* **Work to complete**:
All of the material below is to be returned exactly.

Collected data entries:
· · · · ·

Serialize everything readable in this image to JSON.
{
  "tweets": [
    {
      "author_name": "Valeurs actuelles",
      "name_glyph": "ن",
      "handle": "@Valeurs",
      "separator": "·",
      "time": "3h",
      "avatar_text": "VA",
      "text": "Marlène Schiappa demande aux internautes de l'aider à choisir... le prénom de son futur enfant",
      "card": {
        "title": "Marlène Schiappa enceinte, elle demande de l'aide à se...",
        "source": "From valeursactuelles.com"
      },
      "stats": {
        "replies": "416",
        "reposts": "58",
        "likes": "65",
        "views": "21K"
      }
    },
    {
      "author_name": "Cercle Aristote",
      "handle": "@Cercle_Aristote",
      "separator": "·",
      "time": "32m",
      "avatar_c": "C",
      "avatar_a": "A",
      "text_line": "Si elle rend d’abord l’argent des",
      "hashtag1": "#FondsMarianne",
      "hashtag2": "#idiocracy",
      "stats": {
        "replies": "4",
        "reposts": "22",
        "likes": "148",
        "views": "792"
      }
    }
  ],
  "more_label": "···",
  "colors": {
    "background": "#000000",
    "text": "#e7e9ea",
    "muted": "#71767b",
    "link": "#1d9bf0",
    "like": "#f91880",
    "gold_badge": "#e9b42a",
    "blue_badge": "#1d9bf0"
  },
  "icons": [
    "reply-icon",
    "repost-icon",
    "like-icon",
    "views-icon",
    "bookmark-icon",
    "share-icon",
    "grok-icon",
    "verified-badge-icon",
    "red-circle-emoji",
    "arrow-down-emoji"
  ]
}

· · · · ·

* **Final result**:
Serialize everything readable in this image to JSON.
{
  "tweets": [
    {
      "author_name": "Valeurs actuelles",
      "name_glyph": "ن",
      "handle": "@Valeurs",
      "separator": "·",
      "time": "3h",
      "avatar_text": "VA",
      "text": "Marlène Schiappa demande aux internautes de l'aider à choisir... le prénom de son futur enfant",
      "card": {
        "title": "Marlène Schiappa enceinte, elle demande de l'aide à se...",
        "source": "From valeursactuelles.com"
      },
      "stats": {
        "replies": "416",
        "reposts": "58",
        "likes": "65",
        "views": "21K"
      }
    },
    {
      "author_name": "Cercle Aristote",
      "handle": "@Cercle_Aristote",
      "separator": "·",
      "time": "32m",
      "avatar_c": "C",
      "avatar_a": "A",
      "text_line": "Si elle rend d’abord l’argent des",
      "hashtag1": "#FondsMarianne",
      "hashtag2": "#idiocracy",
      "stats": {
        "replies": "4",
        "reposts": "22",
        "likes": "148",
        "views": "792"
      }
    }
  ],
  "more_label": "···",
  "colors": {
    "background": "#000000",
    "text": "#e7e9ea",
    "muted": "#71767b",
    "link": "#1d9bf0",
    "like": "#f91880",
    "gold_badge": "#e9b42a",
    "blue_badge": "#1d9bf0"
  },
  "icons": [
    "reply-icon",
    "repost-icon",
    "like-icon",
    "views-icon",
    "bookmark-icon",
    "share-icon",
    "grok-icon",
    "verified-badge-icon",
    "red-circle-emoji",
    "arrow-down-emoji"
  ]
}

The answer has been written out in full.